[Data entries]
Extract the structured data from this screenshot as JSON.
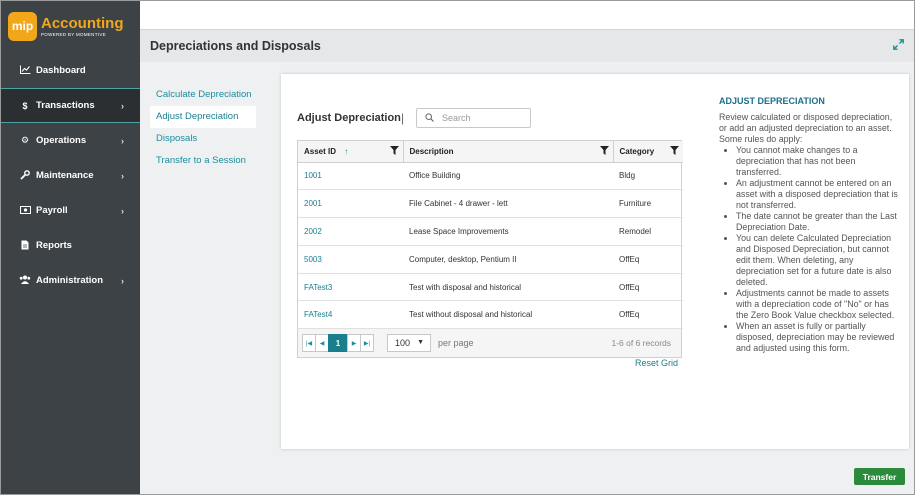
{
  "app": {
    "logo_badge": "mip",
    "title": "Accounting",
    "subtitle": "POWERED BY MOMENTIVE",
    "accent_color": "#f2a71b",
    "sidebar_bg": "#3d4246",
    "link_color": "#1a7f8c"
  },
  "nav": [
    {
      "label": "Dashboard",
      "icon": "chart-line-icon",
      "has_submenu": false,
      "active": false
    },
    {
      "label": "Transactions",
      "icon": "dollar-icon",
      "has_submenu": true,
      "active": true
    },
    {
      "label": "Operations",
      "icon": "gears-icon",
      "has_submenu": true,
      "active": false
    },
    {
      "label": "Maintenance",
      "icon": "wrench-icon",
      "has_submenu": true,
      "active": false
    },
    {
      "label": "Payroll",
      "icon": "money-icon",
      "has_submenu": true,
      "active": false
    },
    {
      "label": "Reports",
      "icon": "report-icon",
      "has_submenu": false,
      "active": false
    },
    {
      "label": "Administration",
      "icon": "users-icon",
      "has_submenu": true,
      "active": false
    }
  ],
  "header": {
    "title": "Depreciations and Disposals"
  },
  "subnav": [
    {
      "label": "Calculate Depreciation",
      "active": false
    },
    {
      "label": "Adjust Depreciation",
      "active": true
    },
    {
      "label": "Disposals",
      "active": false
    },
    {
      "label": "Transfer to a Session",
      "active": false
    }
  ],
  "grid": {
    "title": "Adjust Depreciation",
    "separator": "|",
    "search_placeholder": "Search",
    "columns": [
      "Asset ID",
      "Description",
      "Category"
    ],
    "rows": [
      [
        "1001",
        "Office Building",
        "Bldg"
      ],
      [
        "2001",
        "File Cabinet - 4 drawer - lett",
        "Furniture"
      ],
      [
        "2002",
        "Lease Space Improvements",
        "Remodel"
      ],
      [
        "5003",
        "Computer, desktop, Pentium II",
        "OffEq"
      ],
      [
        "FATest3",
        "Test with disposal and historical",
        "OffEq"
      ],
      [
        "FATest4",
        "Test without disposal and historical",
        "OffEq"
      ]
    ],
    "pager": {
      "current_page": "1",
      "page_size": "100",
      "per_page_label": "per page",
      "records_label": "1-6 of 6 records"
    },
    "reset_label": "Reset Grid"
  },
  "help": {
    "title": "ADJUST DEPRECIATION",
    "intro": "Review calculated or disposed depreciation, or add an adjusted depreciation to an asset.",
    "rules_intro": "Some rules do apply:",
    "rules": [
      "You cannot make changes to a depreciation that has not been transferred.",
      "An adjustment cannot be entered on an asset with a disposed depreciation that is not transferred.",
      "The date cannot be greater than the Last Depreciation Date.",
      "You can delete Calculated Depreciation and Disposed Depreciation, but cannot edit them. When deleting, any depreciation set for a future date is also deleted.",
      "Adjustments cannot be made to assets with a depreciation code of \"No\" or has the Zero Book Value checkbox selected.",
      "When an asset is fully or partially disposed, depreciation may be reviewed and adjusted using this form."
    ]
  },
  "footer": {
    "transfer_label": "Transfer",
    "transfer_color": "#2c8a3c"
  }
}
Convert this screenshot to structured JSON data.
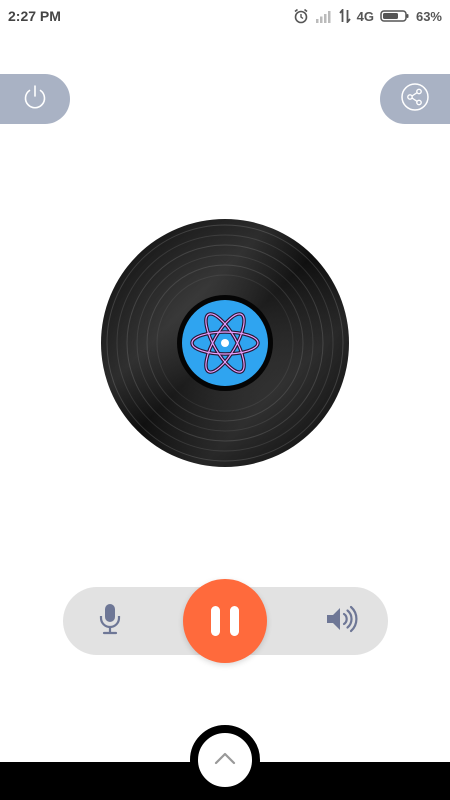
{
  "status_bar": {
    "time": "2:27 PM",
    "network": "4G",
    "battery": "63%"
  },
  "top_buttons": {
    "left_icon": "power-icon",
    "right_icon": "share-icon"
  },
  "player": {
    "record_icon": "vinyl-record-icon",
    "label_icon": "atom-icon",
    "state": "playing"
  },
  "controls": {
    "mic_icon": "microphone-icon",
    "pause_icon": "pause-icon",
    "speaker_icon": "speaker-icon"
  },
  "bottom": {
    "expand_icon": "chevron-up-icon"
  },
  "colors": {
    "accent": "#ff6a3c",
    "side_button": "#a9b2c4",
    "control_bar": "#e2e2e2",
    "record_label": "#2fa4f0"
  }
}
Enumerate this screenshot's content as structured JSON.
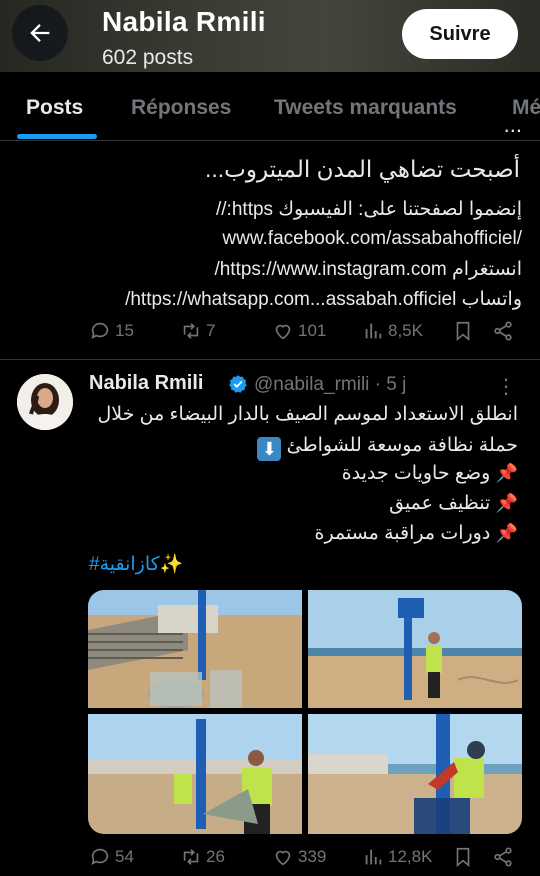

### What this task involves
How many lines of the listing above include the word "that"? Reply with the number alone.

### Answer to the problem
2